The pathogenesis of Alzheimer’s disease (AD) remains uncertain. Neuroinflammation and autoimmunity are leading hypotheses supported by links between systemic inflammation and dementia. Yet, evidence from post-mortem studies and longitudinal studies on AINDs has been inconsistent. This study provides an adjusted pooled estimate of dementia risk across individual and collective AINDs.
This PRISMA-compliant systematic review used a MeSH-enhanced, neurologist- and librarian-reviewed search across PubMed, Scopus, Web of Science, and grey literature to pool adjusted risk ratios (aRR) of ICD-coded dementia from cohort/case-control studies. Adjusted odds and hazard ratios were converted to risk ratios when possible. Random-effects models in R (v4.4.1) generated weighted pooled estimates. PROSPERO registration (CRD420251031380) was attempted prospectively.

※

What is required —
Carry on the abstract on dementia risk in autoimmune and inflammatory diseases from the point after its final sentence. The material from here on comes from a different source than the text about dementia risk.

Supplied entries —
※

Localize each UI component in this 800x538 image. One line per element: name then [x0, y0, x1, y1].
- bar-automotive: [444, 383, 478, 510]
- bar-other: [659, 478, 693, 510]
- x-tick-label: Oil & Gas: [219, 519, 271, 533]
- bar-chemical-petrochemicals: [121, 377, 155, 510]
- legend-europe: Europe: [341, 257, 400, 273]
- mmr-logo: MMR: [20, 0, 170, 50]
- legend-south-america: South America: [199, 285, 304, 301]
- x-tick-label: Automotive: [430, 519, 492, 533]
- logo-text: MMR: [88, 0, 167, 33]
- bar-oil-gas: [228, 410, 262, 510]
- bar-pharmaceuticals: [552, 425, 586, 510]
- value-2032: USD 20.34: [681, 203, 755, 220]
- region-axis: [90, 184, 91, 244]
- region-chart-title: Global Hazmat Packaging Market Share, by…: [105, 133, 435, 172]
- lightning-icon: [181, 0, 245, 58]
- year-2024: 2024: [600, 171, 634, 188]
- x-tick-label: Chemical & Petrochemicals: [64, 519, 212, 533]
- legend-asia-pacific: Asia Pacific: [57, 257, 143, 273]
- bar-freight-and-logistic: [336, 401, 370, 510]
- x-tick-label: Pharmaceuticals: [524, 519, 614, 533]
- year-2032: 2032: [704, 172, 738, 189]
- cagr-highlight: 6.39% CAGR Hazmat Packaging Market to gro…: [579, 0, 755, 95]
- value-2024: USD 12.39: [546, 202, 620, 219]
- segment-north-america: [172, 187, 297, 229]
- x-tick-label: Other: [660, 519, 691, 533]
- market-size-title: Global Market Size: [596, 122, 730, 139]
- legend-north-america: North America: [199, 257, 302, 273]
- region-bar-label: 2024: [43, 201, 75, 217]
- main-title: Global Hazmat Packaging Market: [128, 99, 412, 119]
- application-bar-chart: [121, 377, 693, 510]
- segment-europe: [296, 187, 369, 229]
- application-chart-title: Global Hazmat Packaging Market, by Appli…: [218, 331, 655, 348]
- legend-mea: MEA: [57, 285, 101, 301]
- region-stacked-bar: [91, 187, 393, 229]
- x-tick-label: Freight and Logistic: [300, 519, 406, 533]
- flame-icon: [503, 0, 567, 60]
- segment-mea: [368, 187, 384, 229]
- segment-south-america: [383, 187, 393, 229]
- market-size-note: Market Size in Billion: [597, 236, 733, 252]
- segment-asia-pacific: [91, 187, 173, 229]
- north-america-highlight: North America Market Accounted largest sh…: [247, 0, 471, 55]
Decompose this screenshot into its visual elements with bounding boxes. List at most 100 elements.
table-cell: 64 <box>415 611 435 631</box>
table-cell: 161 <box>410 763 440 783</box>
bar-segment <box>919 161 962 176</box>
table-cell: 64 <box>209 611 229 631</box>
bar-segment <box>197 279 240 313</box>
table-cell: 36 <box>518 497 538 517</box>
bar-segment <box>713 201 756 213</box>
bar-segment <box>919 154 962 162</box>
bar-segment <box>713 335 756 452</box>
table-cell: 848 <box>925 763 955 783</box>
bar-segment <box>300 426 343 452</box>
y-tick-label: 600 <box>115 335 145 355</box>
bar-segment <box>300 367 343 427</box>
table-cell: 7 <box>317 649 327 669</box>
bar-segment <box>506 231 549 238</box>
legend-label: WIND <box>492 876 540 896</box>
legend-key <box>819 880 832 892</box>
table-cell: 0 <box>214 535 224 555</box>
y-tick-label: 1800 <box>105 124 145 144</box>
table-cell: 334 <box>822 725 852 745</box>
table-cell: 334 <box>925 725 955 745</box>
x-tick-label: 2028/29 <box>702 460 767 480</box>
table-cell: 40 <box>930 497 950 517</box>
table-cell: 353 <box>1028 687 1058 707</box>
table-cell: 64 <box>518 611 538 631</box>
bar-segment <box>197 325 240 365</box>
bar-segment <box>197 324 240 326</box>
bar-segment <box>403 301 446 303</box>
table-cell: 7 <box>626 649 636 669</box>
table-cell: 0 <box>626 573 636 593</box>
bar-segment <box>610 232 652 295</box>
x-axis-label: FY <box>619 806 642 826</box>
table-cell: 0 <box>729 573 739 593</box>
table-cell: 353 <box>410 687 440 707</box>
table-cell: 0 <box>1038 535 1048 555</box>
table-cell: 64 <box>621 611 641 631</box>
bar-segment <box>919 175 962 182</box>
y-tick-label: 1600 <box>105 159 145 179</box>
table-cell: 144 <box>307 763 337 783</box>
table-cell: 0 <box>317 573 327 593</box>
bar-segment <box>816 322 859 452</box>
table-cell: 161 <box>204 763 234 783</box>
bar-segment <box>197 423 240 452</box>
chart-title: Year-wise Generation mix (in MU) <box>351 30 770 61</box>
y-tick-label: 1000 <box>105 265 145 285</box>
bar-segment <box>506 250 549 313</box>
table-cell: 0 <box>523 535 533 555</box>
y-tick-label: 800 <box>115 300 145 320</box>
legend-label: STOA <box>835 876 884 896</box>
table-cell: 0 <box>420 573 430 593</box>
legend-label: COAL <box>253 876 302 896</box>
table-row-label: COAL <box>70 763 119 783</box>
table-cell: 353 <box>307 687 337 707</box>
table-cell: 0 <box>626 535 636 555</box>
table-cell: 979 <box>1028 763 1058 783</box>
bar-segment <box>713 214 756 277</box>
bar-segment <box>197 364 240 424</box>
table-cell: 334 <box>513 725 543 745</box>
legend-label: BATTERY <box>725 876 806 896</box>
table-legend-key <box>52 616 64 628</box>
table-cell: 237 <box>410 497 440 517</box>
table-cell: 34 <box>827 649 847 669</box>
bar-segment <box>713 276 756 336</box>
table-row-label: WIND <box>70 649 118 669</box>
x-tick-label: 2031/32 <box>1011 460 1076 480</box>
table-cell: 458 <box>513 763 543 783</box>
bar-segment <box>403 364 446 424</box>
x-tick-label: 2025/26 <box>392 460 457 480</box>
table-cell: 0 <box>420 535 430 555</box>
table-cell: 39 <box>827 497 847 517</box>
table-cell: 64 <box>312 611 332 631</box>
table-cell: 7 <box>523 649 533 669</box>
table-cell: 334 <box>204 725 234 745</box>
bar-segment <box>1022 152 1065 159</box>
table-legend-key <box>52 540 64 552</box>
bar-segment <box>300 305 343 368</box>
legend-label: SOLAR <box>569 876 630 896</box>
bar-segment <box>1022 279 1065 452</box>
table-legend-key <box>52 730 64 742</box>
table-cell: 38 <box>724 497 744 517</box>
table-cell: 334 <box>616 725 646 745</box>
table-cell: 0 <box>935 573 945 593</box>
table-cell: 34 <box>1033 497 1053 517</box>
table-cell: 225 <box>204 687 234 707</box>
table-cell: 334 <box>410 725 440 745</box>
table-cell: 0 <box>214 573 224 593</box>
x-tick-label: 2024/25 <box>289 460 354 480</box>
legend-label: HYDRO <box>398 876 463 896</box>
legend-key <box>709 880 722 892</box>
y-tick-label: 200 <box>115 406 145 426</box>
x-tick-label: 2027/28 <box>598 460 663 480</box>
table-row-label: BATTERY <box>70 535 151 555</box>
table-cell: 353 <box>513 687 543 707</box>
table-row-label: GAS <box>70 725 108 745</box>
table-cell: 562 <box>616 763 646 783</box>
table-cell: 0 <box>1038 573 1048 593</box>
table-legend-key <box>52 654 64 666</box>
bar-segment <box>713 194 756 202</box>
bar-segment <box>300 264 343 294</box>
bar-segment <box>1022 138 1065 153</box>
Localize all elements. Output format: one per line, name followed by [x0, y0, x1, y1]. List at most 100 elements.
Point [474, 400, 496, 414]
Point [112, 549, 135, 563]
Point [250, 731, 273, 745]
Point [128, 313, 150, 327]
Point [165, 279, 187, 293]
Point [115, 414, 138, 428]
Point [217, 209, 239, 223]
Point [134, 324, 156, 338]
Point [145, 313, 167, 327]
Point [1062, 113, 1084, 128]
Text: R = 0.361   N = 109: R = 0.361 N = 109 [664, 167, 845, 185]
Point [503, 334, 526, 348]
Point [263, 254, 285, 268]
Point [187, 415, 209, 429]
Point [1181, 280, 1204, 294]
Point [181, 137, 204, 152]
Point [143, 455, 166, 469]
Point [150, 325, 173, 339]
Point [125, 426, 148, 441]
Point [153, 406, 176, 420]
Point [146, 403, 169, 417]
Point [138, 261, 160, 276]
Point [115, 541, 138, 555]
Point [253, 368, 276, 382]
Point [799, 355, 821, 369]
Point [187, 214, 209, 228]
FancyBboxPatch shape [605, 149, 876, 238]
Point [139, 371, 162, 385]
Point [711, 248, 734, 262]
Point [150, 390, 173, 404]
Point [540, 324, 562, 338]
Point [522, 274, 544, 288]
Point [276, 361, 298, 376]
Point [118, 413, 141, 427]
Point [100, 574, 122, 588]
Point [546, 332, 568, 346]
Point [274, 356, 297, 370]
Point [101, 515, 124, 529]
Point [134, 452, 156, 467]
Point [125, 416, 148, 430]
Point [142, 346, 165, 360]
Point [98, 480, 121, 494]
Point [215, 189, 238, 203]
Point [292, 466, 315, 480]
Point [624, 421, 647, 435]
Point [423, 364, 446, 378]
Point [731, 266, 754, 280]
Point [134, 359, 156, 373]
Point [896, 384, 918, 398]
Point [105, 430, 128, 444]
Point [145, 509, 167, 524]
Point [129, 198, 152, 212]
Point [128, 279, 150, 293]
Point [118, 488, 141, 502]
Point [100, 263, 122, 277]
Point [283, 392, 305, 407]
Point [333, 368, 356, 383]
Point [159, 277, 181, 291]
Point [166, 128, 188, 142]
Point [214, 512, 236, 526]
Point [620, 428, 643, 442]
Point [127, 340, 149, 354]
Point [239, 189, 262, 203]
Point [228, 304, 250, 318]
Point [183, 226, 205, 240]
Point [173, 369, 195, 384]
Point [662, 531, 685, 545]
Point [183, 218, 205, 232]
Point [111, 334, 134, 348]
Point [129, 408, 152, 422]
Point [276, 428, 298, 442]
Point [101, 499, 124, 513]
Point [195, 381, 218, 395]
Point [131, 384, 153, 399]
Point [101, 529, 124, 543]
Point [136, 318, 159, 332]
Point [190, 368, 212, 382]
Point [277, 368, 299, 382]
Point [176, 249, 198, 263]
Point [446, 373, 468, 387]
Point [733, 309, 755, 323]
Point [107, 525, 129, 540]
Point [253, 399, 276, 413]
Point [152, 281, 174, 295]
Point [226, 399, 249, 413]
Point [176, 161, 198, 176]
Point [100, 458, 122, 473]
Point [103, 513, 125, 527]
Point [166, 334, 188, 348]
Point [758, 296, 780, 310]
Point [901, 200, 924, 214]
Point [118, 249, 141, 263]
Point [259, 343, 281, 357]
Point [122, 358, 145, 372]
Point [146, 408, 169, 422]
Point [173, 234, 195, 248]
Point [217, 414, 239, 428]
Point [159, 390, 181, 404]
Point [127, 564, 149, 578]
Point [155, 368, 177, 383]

※

Result below —
From 23,129 records, 23 studies were included (3,847,830 patients with immune-mediated conditions and 26,322,203 controls). AINCs were associated with a higher risk of all-cause dementia(ACD) (aRR = 1.45; 95% CI 1.26-1.68; I² = 96.2%). Egger’s test indicated publication bias (p = 0.03). After excluding an outlier, AINC increased AD risk (aRR = 1.18; 95% CI 1.04-1.33) but not vascular dementia (VD) (aRR = 1.18; 95% CI 0.99-1.38). Multiple sclerosis (MS) showed a significantly elevated risk of ACD (aRR = 1.65; 95% CI 1.33-2.03), AD (aRR = 1.33; 95% CI 1.07-2.65), and VD (aRR = 1.18; 95% CI 1.05-1.32), with minimal heterogeneity (I²<50%). Females with MS showed a higher ACD risk (aRR 1.72 vs. 1.55 in males). Neuromyelitis optica was associated with higher risks of AD, VD, and ACD (aRR = 1.97, 3.20, and 2.16, respectively). Myasthenia gravis, Guillain–Barré syndrome, and dermatomyositis/myositis showed non-significant trends toward increased dementia risk (p > 0.05).
These findings underscore the role of immune dysregulation in dementia pathogenesis. Further research should explore whether controlling AINDs can reduce dementia risk.